-- start --

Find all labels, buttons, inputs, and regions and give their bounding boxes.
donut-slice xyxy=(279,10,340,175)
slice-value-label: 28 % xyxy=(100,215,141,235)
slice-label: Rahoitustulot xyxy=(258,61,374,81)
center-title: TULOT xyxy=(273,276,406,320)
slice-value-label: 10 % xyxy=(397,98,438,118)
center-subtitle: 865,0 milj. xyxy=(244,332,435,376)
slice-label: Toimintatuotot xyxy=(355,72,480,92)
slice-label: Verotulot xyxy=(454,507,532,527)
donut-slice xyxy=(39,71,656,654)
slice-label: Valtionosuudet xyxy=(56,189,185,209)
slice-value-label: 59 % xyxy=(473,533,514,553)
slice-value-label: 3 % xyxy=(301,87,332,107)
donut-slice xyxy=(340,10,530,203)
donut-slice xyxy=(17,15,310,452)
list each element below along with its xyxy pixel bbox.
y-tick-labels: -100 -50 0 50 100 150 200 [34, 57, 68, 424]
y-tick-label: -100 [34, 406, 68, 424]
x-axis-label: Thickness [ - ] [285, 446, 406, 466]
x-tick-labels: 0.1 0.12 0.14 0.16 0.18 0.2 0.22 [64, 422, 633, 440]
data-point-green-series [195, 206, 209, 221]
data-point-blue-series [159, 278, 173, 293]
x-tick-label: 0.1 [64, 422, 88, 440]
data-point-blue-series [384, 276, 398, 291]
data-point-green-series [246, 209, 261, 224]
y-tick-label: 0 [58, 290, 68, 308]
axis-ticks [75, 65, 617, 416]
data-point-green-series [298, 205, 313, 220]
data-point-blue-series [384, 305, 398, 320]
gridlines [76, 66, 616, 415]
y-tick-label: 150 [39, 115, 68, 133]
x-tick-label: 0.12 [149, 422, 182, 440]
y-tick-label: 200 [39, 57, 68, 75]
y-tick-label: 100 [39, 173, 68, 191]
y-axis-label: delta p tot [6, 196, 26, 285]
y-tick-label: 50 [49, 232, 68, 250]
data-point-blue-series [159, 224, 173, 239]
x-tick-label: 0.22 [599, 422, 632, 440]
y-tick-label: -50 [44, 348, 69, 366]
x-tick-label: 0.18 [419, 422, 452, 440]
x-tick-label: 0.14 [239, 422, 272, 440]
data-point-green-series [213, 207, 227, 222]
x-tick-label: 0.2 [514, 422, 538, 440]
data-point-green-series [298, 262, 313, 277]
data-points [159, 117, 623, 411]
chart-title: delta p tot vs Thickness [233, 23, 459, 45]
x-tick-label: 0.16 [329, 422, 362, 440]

-- end --

> **What the task asks**:
How many lines in the records above contain the string "slice"? Reply with the number only.

> **Answer to the exercise**:
12